### Text provided
Planned LLVM Backend Improvements
This page gathers together a list of ideas and plans for improving the LLVM backend of the compiler. Any progress made will also be noted here.
Removal of Proc Point Splitting for LLVM
The reason we needed proc-point splitting for the LLVM backend is detailed here.
Ideally, we would expose an entire Cmm function to LLVM for better optimization and machine code generation, instead of breaking the functions apart just to grab a valid label. The proc-point splitting is also a rather ugly transformation we would like to remove from the pipeline.
Must be able to allocate frames in a heap-allocated stack segment. These frames are allocated in a stack that is seperate from the FFI stack. This segment lives in the heap and stack overflow is checked-for using a limit test, unlike the guard-page limited C stack convention.
Frames must be laid out in a way that is compatible with GHC's runtime system.
To support tables-next-to-code (TNTC), we must be able to emit data describing the layout of the frame at a return-address just above the label corresponding to that address. When the GC walks the stack looking for pointers, it will expect the frame's layout information to be alongside the code. This could be changed for GHC's LLVM backend going forward by building a position-independent hash table keyed on return addresses during compilation that contains this information. At runtime the GC accesses table's information by computing the relative offset of the return address with respect to the start of the code segment in memory, and then using that offset as the key into the static hash table. Benchmarks to help understand the performance trade-off would be needed, as the original motivation for TNTC was in-part for performance.

### Material provided
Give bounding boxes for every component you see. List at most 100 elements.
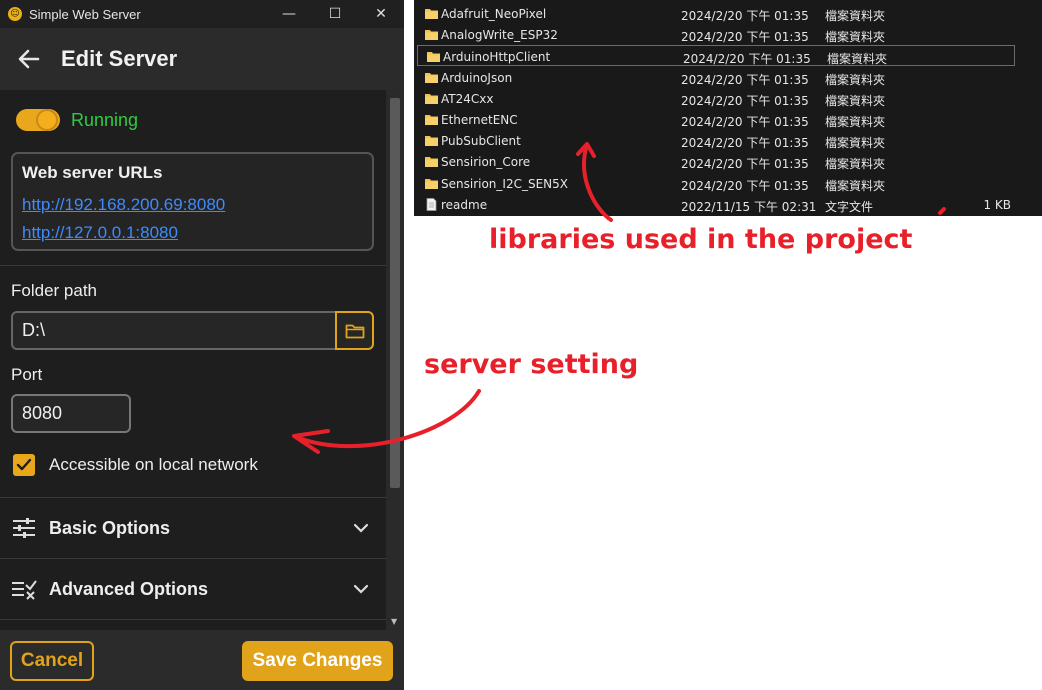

### Task set
(a) For each statement, say yes or no according to the page on planned LLVM backend improvements, and quote the exact words that decide it: (i) The frames are allocated in a stack that is separate from the FFI stack. (ii) Stack overflow in the heap-allocated segment is detected with guard pages. (iii) Performance was part of the original motivation for TNTC.
(b) Translate this sentence from the page on planned LLVM backend improvements into German: "Frames must be laid out in a way that is compatible with GHC's runtime system."
(c) Reproduce word for word the passage of the page on planned LLVM backend improvements that opens with the words containing "Removal of Proc" and closes with "C stack convention.".
Rely solely on the page on planned LLVM backend improvements.

### Replies
(a)
(i) Yes: "These frames are allocated in a stack that is seperate from the FFI stack."
(ii) No: "stack overflow is checked-for using a limit test, unlike the guard-page limited C stack convention."
(iii) Yes: "as the original motivation for TNTC was in-part for performance."

(b) Frames müssen so angeordnet werden, dass sie mit dem Laufzeitsystem von GHC kompatibel sind.

(c)
Removal of Proc Point Splitting for LLVM
The reason we needed proc-point splitting for the LLVM backend is detailed here.
Ideally, we would expose an entire Cmm function to LLVM for better optimization and machine code generation, instead of breaking the functions apart just to grab a valid label. The proc-point splitting is also a rather ugly transformation we would like to remove from the pipeline.
Must be able to allocate frames in a heap-allocated stack segment. These frames are allocated in a stack that is seperate from the FFI stack. This segment lives in the heap and stack overflow is checked-for using a limit test, unlike the guard-page limited C stack convention.